Task instructions: Repeat the full listing below verbatim and keep the images out.

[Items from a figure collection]
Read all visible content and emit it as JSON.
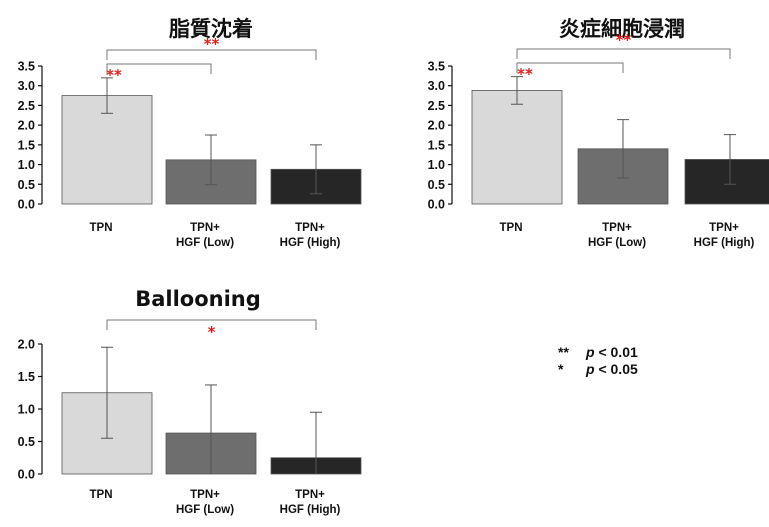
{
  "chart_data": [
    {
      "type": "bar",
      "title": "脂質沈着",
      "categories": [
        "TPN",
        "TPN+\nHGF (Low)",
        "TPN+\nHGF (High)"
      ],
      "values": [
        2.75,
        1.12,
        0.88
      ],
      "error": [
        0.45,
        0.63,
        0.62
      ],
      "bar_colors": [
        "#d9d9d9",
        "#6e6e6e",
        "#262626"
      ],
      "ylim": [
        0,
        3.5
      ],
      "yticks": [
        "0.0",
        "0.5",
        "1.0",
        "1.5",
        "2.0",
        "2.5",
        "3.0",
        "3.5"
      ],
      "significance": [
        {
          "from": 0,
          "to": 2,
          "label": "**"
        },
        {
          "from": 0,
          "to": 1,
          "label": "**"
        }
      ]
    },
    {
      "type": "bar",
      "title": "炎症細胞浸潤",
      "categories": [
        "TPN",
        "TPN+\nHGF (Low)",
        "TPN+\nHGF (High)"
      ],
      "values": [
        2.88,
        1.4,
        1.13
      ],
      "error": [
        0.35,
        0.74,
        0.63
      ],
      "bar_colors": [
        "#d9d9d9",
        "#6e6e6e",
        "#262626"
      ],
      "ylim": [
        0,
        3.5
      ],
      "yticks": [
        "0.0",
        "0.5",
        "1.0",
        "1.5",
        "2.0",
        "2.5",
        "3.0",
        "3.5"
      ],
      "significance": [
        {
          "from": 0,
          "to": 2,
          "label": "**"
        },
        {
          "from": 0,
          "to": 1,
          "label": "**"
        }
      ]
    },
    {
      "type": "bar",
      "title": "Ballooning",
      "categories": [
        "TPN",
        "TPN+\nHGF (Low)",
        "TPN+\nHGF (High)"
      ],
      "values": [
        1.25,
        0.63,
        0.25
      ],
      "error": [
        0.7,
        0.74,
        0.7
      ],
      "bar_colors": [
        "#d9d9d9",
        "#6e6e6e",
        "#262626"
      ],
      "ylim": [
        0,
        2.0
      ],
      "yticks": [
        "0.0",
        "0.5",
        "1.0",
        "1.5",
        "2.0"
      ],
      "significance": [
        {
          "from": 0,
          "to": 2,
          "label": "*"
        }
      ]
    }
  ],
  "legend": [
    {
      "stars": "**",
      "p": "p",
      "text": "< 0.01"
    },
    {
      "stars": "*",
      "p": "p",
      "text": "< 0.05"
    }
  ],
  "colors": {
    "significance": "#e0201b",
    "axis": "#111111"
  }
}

Exercise response:
Read all visible content and emit it as JSON.
{
  "chart_data": [
    {
      "type": "bar",
      "title": "脂質沈着",
      "categories": [
        "TPN",
        "TPN+\nHGF (Low)",
        "TPN+\nHGF (High)"
      ],
      "values": [
        2.75,
        1.12,
        0.88
      ],
      "error": [
        0.45,
        0.63,
        0.62
      ],
      "bar_colors": [
        "#d9d9d9",
        "#6e6e6e",
        "#262626"
      ],
      "ylim": [
        0,
        3.5
      ],
      "yticks": [
        "0.0",
        "0.5",
        "1.0",
        "1.5",
        "2.0",
        "2.5",
        "3.0",
        "3.5"
      ],
      "significance": [
        {
          "from": 0,
          "to": 2,
          "label": "**"
        },
        {
          "from": 0,
          "to": 1,
          "label": "**"
        }
      ]
    },
    {
      "type": "bar",
      "title": "炎症細胞浸潤",
      "categories": [
        "TPN",
        "TPN+\nHGF (Low)",
        "TPN+\nHGF (High)"
      ],
      "values": [
        2.88,
        1.4,
        1.13
      ],
      "error": [
        0.35,
        0.74,
        0.63
      ],
      "bar_colors": [
        "#d9d9d9",
        "#6e6e6e",
        "#262626"
      ],
      "ylim": [
        0,
        3.5
      ],
      "yticks": [
        "0.0",
        "0.5",
        "1.0",
        "1.5",
        "2.0",
        "2.5",
        "3.0",
        "3.5"
      ],
      "significance": [
        {
          "from": 0,
          "to": 2,
          "label": "**"
        },
        {
          "from": 0,
          "to": 1,
          "label": "**"
        }
      ]
    },
    {
      "type": "bar",
      "title": "Ballooning",
      "categories": [
        "TPN",
        "TPN+\nHGF (Low)",
        "TPN+\nHGF (High)"
      ],
      "values": [
        1.25,
        0.63,
        0.25
      ],
      "error": [
        0.7,
        0.74,
        0.7
      ],
      "bar_colors": [
        "#d9d9d9",
        "#6e6e6e",
        "#262626"
      ],
      "ylim": [
        0,
        2.0
      ],
      "yticks": [
        "0.0",
        "0.5",
        "1.0",
        "1.5",
        "2.0"
      ],
      "significance": [
        {
          "from": 0,
          "to": 2,
          "label": "*"
        }
      ]
    }
  ],
  "legend": [
    {
      "stars": "**",
      "p": "p",
      "text": "< 0.01"
    },
    {
      "stars": "*",
      "p": "p",
      "text": "< 0.05"
    }
  ],
  "colors": {
    "significance": "#e0201b",
    "axis": "#111111"
  }
}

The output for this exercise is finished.